_What needs to be done_
Print the whole listing exactly.

_Records_
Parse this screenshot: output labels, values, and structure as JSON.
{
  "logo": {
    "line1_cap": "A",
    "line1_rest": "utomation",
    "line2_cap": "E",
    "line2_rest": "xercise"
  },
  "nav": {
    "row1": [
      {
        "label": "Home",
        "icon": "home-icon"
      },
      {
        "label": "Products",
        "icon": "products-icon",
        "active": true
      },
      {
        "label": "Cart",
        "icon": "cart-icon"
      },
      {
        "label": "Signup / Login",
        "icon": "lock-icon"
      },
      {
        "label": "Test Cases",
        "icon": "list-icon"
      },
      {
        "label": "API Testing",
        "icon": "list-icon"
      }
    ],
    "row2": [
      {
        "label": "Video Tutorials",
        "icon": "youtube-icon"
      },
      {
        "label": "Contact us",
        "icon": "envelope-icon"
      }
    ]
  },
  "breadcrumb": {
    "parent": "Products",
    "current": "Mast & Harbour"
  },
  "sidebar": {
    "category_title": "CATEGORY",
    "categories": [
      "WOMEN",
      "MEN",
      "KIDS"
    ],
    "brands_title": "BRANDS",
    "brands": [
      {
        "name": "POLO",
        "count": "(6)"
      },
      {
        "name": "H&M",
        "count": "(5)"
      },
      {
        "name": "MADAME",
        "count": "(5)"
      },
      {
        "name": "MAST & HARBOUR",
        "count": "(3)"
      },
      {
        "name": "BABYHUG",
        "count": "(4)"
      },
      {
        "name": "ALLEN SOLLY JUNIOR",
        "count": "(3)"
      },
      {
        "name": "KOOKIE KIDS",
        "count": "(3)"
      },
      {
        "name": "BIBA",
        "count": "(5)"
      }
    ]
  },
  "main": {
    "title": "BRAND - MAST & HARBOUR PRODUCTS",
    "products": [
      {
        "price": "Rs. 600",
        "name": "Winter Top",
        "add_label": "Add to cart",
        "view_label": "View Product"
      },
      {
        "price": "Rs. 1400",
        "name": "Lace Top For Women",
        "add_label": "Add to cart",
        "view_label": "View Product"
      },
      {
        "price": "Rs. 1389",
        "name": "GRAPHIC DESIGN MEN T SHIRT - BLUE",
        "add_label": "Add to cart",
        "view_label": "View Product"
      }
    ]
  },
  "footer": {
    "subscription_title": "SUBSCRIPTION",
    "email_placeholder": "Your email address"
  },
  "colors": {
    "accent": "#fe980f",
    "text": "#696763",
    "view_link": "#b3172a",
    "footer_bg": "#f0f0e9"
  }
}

_Solution below_
Parse this screenshot: output labels, values, and structure as JSON.
{
  "logo": {
    "line1_cap": "A",
    "line1_rest": "utomation",
    "line2_cap": "E",
    "line2_rest": "xercise"
  },
  "nav": {
    "row1": [
      {
        "label": "Home",
        "icon": "home-icon"
      },
      {
        "label": "Products",
        "icon": "products-icon",
        "active": true
      },
      {
        "label": "Cart",
        "icon": "cart-icon"
      },
      {
        "label": "Signup / Login",
        "icon": "lock-icon"
      },
      {
        "label": "Test Cases",
        "icon": "list-icon"
      },
      {
        "label": "API Testing",
        "icon": "list-icon"
      }
    ],
    "row2": [
      {
        "label": "Video Tutorials",
        "icon": "youtube-icon"
      },
      {
        "label": "Contact us",
        "icon": "envelope-icon"
      }
    ]
  },
  "breadcrumb": {
    "parent": "Products",
    "current": "Mast & Harbour"
  },
  "sidebar": {
    "category_title": "CATEGORY",
    "categories": [
      "WOMEN",
      "MEN",
      "KIDS"
    ],
    "brands_title": "BRANDS",
    "brands": [
      {
        "name": "POLO",
        "count": "(6)"
      },
      {
        "name": "H&M",
        "count": "(5)"
      },
      {
        "name": "MADAME",
        "count": "(5)"
      },
      {
        "name": "MAST & HARBOUR",
        "count": "(3)"
      },
      {
        "name": "BABYHUG",
        "count": "(4)"
      },
      {
        "name": "ALLEN SOLLY JUNIOR",
        "count": "(3)"
      },
      {
        "name": "KOOKIE KIDS",
        "count": "(3)"
      },
      {
        "name": "BIBA",
        "count": "(5)"
      }
    ]
  },
  "main": {
    "title": "BRAND - MAST & HARBOUR PRODUCTS",
    "products": [
      {
        "price": "Rs. 600",
        "name": "Winter Top",
        "add_label": "Add to cart",
        "view_label": "View Product"
      },
      {
        "price": "Rs. 1400",
        "name": "Lace Top For Women",
        "add_label": "Add to cart",
        "view_label": "View Product"
      },
      {
        "price": "Rs. 1389",
        "name": "GRAPHIC DESIGN MEN T SHIRT - BLUE",
        "add_label": "Add to cart",
        "view_label": "View Product"
      }
    ]
  },
  "footer": {
    "subscription_title": "SUBSCRIPTION",
    "email_placeholder": "Your email address"
  },
  "colors": {
    "accent": "#fe980f",
    "text": "#696763",
    "view_link": "#b3172a",
    "footer_bg": "#f0f0e9"
  }
}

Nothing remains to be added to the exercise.